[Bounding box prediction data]
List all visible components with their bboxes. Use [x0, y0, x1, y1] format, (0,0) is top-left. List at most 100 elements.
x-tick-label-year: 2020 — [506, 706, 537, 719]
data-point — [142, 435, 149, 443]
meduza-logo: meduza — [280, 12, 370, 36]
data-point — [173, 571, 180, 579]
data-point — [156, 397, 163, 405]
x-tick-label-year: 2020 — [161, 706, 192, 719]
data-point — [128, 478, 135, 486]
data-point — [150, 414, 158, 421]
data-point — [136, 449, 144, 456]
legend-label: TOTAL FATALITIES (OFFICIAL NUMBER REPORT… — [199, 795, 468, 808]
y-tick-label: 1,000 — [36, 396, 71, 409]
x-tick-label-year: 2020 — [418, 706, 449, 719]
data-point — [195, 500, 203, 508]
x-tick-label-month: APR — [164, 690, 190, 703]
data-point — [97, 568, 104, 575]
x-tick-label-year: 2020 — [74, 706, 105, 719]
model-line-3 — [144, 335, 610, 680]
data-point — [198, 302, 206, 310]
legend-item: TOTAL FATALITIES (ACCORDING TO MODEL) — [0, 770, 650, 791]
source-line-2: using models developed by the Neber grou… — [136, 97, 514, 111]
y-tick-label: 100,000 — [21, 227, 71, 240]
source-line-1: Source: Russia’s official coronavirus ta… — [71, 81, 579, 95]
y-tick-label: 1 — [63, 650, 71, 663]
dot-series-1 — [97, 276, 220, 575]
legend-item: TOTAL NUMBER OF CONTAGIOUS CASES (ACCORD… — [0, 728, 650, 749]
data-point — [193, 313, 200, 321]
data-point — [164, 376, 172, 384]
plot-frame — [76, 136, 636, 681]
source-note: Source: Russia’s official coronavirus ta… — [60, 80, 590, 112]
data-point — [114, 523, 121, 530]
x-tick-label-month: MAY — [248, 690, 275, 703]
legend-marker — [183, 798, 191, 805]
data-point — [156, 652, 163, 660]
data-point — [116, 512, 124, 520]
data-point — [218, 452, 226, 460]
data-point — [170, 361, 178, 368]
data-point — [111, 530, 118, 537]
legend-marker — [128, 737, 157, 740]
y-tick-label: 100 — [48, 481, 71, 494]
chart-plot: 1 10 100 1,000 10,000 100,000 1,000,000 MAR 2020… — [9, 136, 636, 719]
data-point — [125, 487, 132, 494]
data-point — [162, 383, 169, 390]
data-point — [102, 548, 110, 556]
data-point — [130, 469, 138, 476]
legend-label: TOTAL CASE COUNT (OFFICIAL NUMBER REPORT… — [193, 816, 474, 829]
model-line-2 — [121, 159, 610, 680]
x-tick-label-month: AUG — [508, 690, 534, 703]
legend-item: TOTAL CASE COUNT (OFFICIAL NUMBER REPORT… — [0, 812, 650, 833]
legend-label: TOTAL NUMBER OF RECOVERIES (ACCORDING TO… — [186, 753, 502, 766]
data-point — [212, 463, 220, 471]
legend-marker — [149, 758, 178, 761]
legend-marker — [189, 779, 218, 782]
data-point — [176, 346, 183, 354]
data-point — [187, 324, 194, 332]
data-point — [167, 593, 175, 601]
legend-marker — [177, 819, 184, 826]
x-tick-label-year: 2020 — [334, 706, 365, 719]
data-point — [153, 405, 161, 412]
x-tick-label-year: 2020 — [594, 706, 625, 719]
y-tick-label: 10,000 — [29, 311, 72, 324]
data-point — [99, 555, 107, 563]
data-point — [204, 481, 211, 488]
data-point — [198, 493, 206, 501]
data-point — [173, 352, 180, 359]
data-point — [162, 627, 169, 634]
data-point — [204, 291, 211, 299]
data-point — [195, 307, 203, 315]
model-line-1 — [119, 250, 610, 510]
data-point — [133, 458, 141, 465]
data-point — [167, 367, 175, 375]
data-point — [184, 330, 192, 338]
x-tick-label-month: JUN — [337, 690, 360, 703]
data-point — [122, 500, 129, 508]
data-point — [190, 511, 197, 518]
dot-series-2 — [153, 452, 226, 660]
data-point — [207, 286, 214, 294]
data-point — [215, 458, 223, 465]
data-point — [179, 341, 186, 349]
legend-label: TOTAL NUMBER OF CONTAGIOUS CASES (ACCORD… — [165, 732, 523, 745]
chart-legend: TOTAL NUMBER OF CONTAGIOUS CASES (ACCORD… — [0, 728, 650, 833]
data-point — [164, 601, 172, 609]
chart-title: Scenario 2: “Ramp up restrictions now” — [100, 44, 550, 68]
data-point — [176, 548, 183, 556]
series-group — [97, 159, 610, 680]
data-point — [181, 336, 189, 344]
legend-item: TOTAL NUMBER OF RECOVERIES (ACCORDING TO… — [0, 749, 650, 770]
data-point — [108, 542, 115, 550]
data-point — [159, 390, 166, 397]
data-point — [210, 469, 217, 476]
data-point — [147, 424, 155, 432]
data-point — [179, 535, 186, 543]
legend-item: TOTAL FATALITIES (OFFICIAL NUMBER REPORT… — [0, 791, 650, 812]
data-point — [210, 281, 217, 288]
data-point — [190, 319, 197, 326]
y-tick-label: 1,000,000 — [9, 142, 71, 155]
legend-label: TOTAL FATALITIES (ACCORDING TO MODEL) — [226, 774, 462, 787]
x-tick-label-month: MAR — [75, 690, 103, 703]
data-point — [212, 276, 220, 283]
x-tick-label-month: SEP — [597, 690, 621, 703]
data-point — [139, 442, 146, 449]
--
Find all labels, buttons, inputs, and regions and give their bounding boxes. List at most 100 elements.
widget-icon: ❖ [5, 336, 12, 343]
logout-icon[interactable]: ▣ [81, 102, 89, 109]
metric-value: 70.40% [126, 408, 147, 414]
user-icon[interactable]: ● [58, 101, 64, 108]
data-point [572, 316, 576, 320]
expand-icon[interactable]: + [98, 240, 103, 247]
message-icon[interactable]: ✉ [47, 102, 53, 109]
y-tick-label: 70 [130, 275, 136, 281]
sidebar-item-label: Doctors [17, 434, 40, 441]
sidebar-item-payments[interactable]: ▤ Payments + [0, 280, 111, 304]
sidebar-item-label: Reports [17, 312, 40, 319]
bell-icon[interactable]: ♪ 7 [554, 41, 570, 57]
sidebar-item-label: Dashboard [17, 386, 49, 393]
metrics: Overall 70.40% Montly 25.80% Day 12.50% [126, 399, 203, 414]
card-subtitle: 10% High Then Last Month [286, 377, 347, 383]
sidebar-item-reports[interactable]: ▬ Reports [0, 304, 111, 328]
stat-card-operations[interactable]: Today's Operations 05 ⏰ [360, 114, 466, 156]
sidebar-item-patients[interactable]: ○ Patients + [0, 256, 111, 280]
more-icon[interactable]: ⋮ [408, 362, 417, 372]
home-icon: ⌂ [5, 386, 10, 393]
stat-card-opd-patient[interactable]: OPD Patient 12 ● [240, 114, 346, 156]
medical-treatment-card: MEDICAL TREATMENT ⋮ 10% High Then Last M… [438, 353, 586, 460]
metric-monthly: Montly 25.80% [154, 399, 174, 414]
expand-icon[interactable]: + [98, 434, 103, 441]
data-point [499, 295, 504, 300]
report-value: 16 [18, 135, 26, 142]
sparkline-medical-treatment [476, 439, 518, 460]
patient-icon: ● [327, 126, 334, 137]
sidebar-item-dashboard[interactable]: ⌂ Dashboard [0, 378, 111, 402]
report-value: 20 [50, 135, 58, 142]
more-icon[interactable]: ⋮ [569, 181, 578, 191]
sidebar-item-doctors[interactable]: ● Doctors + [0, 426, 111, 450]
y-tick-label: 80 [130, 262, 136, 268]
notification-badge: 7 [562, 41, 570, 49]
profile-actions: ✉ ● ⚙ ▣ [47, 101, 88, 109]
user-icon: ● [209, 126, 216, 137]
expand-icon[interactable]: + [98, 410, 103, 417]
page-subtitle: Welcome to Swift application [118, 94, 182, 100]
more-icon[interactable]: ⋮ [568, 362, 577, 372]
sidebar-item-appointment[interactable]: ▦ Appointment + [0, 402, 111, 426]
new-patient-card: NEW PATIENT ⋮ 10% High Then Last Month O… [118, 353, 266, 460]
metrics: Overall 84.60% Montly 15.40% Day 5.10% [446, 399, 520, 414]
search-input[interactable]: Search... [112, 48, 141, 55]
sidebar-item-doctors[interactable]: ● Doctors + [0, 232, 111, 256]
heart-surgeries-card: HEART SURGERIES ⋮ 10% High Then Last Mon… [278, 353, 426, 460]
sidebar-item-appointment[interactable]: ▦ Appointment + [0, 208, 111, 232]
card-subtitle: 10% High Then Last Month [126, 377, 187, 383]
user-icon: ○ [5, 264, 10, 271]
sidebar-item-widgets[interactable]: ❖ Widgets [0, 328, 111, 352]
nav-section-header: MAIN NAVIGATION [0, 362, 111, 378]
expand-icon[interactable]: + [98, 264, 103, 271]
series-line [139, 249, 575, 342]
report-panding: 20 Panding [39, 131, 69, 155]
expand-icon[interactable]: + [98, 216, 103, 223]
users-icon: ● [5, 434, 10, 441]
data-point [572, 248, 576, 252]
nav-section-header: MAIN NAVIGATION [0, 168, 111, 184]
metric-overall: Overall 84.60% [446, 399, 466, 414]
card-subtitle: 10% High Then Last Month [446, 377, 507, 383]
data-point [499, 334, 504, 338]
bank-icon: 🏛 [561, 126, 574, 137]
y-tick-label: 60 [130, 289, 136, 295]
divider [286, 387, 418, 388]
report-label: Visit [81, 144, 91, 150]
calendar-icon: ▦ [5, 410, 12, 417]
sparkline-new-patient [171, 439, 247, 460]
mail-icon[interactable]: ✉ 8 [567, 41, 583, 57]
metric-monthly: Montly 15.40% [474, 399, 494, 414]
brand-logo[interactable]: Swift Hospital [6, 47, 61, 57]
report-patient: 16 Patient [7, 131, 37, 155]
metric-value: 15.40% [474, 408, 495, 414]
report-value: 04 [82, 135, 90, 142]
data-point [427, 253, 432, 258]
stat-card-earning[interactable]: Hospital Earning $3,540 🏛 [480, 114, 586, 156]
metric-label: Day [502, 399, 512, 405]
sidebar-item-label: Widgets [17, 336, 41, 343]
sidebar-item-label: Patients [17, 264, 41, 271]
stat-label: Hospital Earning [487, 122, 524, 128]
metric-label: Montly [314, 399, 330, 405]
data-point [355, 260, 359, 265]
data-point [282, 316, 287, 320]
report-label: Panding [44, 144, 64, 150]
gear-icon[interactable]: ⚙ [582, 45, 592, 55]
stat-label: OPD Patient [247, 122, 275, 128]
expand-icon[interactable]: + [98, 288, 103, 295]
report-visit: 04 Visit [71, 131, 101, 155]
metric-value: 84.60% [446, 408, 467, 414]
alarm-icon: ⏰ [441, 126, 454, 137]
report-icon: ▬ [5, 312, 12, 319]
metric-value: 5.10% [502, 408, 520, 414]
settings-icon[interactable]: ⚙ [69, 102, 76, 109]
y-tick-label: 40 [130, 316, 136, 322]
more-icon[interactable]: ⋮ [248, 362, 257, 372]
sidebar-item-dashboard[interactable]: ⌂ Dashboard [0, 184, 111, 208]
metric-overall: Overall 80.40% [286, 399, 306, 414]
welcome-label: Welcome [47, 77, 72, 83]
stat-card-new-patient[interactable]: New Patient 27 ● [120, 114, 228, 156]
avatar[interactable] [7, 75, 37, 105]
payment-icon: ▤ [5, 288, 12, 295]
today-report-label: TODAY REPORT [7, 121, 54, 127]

:: Task details ::
Looking at the data above, how many lines hold the string "MAIN"? Reply with only the number.

:: Expected answer ::
2